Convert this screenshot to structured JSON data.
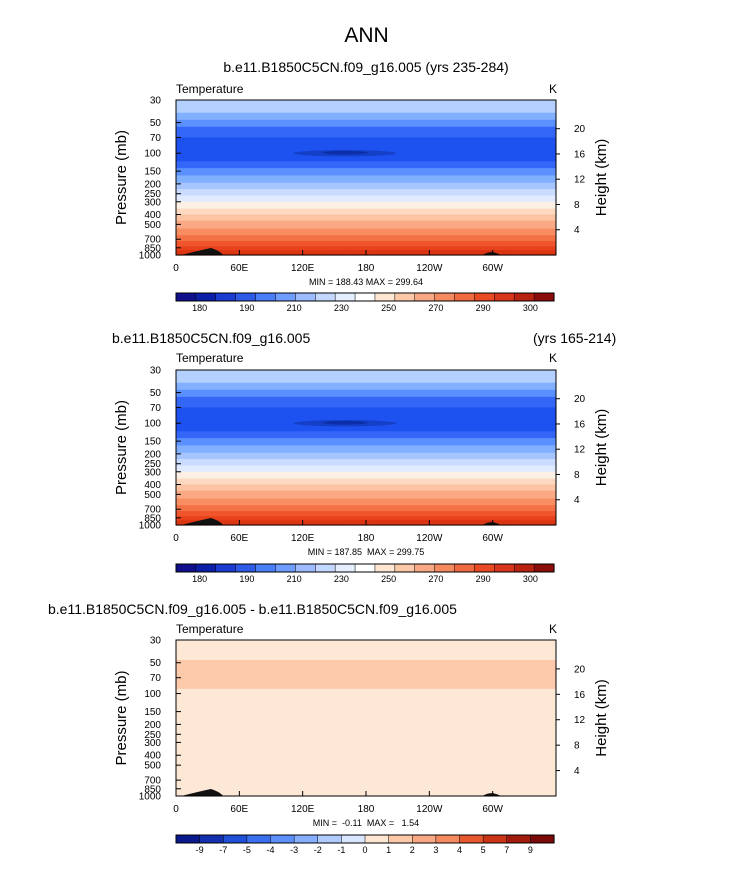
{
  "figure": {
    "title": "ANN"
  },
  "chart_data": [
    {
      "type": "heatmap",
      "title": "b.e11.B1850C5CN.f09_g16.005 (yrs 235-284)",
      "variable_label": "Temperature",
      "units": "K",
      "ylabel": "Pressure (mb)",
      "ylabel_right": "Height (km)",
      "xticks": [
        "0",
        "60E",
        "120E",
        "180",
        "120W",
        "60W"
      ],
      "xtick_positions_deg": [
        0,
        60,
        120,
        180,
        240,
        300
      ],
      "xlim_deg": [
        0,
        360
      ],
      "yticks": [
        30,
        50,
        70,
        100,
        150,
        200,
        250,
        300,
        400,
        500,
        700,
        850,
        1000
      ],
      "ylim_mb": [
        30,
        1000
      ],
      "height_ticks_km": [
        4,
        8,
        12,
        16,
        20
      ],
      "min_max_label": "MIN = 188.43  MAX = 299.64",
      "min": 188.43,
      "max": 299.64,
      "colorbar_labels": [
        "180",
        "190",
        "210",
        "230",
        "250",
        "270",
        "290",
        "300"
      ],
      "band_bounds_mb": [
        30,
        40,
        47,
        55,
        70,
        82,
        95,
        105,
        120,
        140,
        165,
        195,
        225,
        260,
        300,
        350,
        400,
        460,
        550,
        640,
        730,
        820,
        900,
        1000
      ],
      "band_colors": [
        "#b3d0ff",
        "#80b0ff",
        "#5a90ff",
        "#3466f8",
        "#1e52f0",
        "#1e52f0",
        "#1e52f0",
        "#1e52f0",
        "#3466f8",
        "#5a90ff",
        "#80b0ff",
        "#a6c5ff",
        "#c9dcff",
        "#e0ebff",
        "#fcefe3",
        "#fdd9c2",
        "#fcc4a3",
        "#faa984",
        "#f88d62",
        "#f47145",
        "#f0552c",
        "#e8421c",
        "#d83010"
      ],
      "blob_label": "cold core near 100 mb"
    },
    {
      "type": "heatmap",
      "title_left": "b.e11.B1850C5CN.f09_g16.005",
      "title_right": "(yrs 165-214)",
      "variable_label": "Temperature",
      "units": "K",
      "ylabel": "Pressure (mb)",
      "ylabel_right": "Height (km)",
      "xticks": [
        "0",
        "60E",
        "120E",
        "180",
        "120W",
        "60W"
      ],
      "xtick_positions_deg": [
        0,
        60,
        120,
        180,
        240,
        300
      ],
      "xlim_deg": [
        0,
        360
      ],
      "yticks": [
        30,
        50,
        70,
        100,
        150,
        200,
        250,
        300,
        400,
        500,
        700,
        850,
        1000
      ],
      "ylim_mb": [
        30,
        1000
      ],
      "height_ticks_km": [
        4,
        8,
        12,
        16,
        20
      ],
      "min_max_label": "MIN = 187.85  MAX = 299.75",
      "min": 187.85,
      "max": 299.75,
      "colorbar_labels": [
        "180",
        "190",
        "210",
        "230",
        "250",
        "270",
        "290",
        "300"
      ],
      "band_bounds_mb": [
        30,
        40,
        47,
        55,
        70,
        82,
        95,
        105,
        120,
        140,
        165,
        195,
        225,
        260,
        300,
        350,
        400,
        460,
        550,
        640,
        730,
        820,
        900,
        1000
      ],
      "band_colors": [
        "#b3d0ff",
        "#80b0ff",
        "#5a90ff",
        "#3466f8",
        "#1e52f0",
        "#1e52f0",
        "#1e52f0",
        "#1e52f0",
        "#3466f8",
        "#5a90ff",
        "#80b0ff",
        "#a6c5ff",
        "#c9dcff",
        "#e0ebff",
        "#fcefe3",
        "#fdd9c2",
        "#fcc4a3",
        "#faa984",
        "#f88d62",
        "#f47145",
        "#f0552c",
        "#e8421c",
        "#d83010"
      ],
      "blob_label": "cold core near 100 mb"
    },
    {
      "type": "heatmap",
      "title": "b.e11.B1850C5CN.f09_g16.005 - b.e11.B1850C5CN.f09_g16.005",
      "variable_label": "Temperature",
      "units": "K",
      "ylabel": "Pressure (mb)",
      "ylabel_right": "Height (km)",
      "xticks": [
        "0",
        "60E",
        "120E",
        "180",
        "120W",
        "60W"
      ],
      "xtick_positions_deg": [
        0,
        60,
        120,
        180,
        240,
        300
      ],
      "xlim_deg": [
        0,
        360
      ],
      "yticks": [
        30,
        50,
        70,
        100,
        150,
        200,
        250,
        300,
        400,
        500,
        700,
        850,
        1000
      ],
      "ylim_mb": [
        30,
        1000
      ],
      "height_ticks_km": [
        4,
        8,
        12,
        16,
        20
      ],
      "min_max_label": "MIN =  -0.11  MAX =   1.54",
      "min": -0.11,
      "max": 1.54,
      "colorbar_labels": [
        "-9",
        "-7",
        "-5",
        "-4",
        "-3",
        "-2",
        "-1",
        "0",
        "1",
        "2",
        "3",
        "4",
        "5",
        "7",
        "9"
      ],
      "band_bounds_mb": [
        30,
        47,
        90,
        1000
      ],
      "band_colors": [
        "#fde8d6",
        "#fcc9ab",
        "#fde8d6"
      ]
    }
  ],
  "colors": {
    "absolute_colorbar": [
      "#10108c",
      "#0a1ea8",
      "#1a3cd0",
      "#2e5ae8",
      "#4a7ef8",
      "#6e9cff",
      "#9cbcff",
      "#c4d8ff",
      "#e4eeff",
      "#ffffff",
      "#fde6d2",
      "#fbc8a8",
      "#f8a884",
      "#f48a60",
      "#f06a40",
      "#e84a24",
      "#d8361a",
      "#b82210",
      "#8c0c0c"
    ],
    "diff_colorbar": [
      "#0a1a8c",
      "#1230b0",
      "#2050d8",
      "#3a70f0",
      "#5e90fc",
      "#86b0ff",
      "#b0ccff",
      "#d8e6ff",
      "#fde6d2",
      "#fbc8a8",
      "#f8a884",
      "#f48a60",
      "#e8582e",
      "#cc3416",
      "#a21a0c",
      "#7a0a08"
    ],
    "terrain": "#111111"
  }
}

+++++

Set problem: Repeat each record exactly, with the pictures left out.

Full output:
Convert this screenshot to structured JSON data.
{
  "figure": {
    "title": "ANN"
  },
  "chart_data": [
    {
      "type": "heatmap",
      "title": "b.e11.B1850C5CN.f09_g16.005 (yrs 235-284)",
      "variable_label": "Temperature",
      "units": "K",
      "ylabel": "Pressure (mb)",
      "ylabel_right": "Height (km)",
      "xticks": [
        "0",
        "60E",
        "120E",
        "180",
        "120W",
        "60W"
      ],
      "xtick_positions_deg": [
        0,
        60,
        120,
        180,
        240,
        300
      ],
      "xlim_deg": [
        0,
        360
      ],
      "yticks": [
        30,
        50,
        70,
        100,
        150,
        200,
        250,
        300,
        400,
        500,
        700,
        850,
        1000
      ],
      "ylim_mb": [
        30,
        1000
      ],
      "height_ticks_km": [
        4,
        8,
        12,
        16,
        20
      ],
      "min_max_label": "MIN = 188.43  MAX = 299.64",
      "min": 188.43,
      "max": 299.64,
      "colorbar_labels": [
        "180",
        "190",
        "210",
        "230",
        "250",
        "270",
        "290",
        "300"
      ],
      "band_bounds_mb": [
        30,
        40,
        47,
        55,
        70,
        82,
        95,
        105,
        120,
        140,
        165,
        195,
        225,
        260,
        300,
        350,
        400,
        460,
        550,
        640,
        730,
        820,
        900,
        1000
      ],
      "band_colors": [
        "#b3d0ff",
        "#80b0ff",
        "#5a90ff",
        "#3466f8",
        "#1e52f0",
        "#1e52f0",
        "#1e52f0",
        "#1e52f0",
        "#3466f8",
        "#5a90ff",
        "#80b0ff",
        "#a6c5ff",
        "#c9dcff",
        "#e0ebff",
        "#fcefe3",
        "#fdd9c2",
        "#fcc4a3",
        "#faa984",
        "#f88d62",
        "#f47145",
        "#f0552c",
        "#e8421c",
        "#d83010"
      ],
      "blob_label": "cold core near 100 mb"
    },
    {
      "type": "heatmap",
      "title_left": "b.e11.B1850C5CN.f09_g16.005",
      "title_right": "(yrs 165-214)",
      "variable_label": "Temperature",
      "units": "K",
      "ylabel": "Pressure (mb)",
      "ylabel_right": "Height (km)",
      "xticks": [
        "0",
        "60E",
        "120E",
        "180",
        "120W",
        "60W"
      ],
      "xtick_positions_deg": [
        0,
        60,
        120,
        180,
        240,
        300
      ],
      "xlim_deg": [
        0,
        360
      ],
      "yticks": [
        30,
        50,
        70,
        100,
        150,
        200,
        250,
        300,
        400,
        500,
        700,
        850,
        1000
      ],
      "ylim_mb": [
        30,
        1000
      ],
      "height_ticks_km": [
        4,
        8,
        12,
        16,
        20
      ],
      "min_max_label": "MIN = 187.85  MAX = 299.75",
      "min": 187.85,
      "max": 299.75,
      "colorbar_labels": [
        "180",
        "190",
        "210",
        "230",
        "250",
        "270",
        "290",
        "300"
      ],
      "band_bounds_mb": [
        30,
        40,
        47,
        55,
        70,
        82,
        95,
        105,
        120,
        140,
        165,
        195,
        225,
        260,
        300,
        350,
        400,
        460,
        550,
        640,
        730,
        820,
        900,
        1000
      ],
      "band_colors": [
        "#b3d0ff",
        "#80b0ff",
        "#5a90ff",
        "#3466f8",
        "#1e52f0",
        "#1e52f0",
        "#1e52f0",
        "#1e52f0",
        "#3466f8",
        "#5a90ff",
        "#80b0ff",
        "#a6c5ff",
        "#c9dcff",
        "#e0ebff",
        "#fcefe3",
        "#fdd9c2",
        "#fcc4a3",
        "#faa984",
        "#f88d62",
        "#f47145",
        "#f0552c",
        "#e8421c",
        "#d83010"
      ],
      "blob_label": "cold core near 100 mb"
    },
    {
      "type": "heatmap",
      "title": "b.e11.B1850C5CN.f09_g16.005 - b.e11.B1850C5CN.f09_g16.005",
      "variable_label": "Temperature",
      "units": "K",
      "ylabel": "Pressure (mb)",
      "ylabel_right": "Height (km)",
      "xticks": [
        "0",
        "60E",
        "120E",
        "180",
        "120W",
        "60W"
      ],
      "xtick_positions_deg": [
        0,
        60,
        120,
        180,
        240,
        300
      ],
      "xlim_deg": [
        0,
        360
      ],
      "yticks": [
        30,
        50,
        70,
        100,
        150,
        200,
        250,
        300,
        400,
        500,
        700,
        850,
        1000
      ],
      "ylim_mb": [
        30,
        1000
      ],
      "height_ticks_km": [
        4,
        8,
        12,
        16,
        20
      ],
      "min_max_label": "MIN =  -0.11  MAX =   1.54",
      "min": -0.11,
      "max": 1.54,
      "colorbar_labels": [
        "-9",
        "-7",
        "-5",
        "-4",
        "-3",
        "-2",
        "-1",
        "0",
        "1",
        "2",
        "3",
        "4",
        "5",
        "7",
        "9"
      ],
      "band_bounds_mb": [
        30,
        47,
        90,
        1000
      ],
      "band_colors": [
        "#fde8d6",
        "#fcc9ab",
        "#fde8d6"
      ]
    }
  ],
  "colors": {
    "absolute_colorbar": [
      "#10108c",
      "#0a1ea8",
      "#1a3cd0",
      "#2e5ae8",
      "#4a7ef8",
      "#6e9cff",
      "#9cbcff",
      "#c4d8ff",
      "#e4eeff",
      "#ffffff",
      "#fde6d2",
      "#fbc8a8",
      "#f8a884",
      "#f48a60",
      "#f06a40",
      "#e84a24",
      "#d8361a",
      "#b82210",
      "#8c0c0c"
    ],
    "diff_colorbar": [
      "#0a1a8c",
      "#1230b0",
      "#2050d8",
      "#3a70f0",
      "#5e90fc",
      "#86b0ff",
      "#b0ccff",
      "#d8e6ff",
      "#fde6d2",
      "#fbc8a8",
      "#f8a884",
      "#f48a60",
      "#e8582e",
      "#cc3416",
      "#a21a0c",
      "#7a0a08"
    ],
    "terrain": "#111111"
  }
}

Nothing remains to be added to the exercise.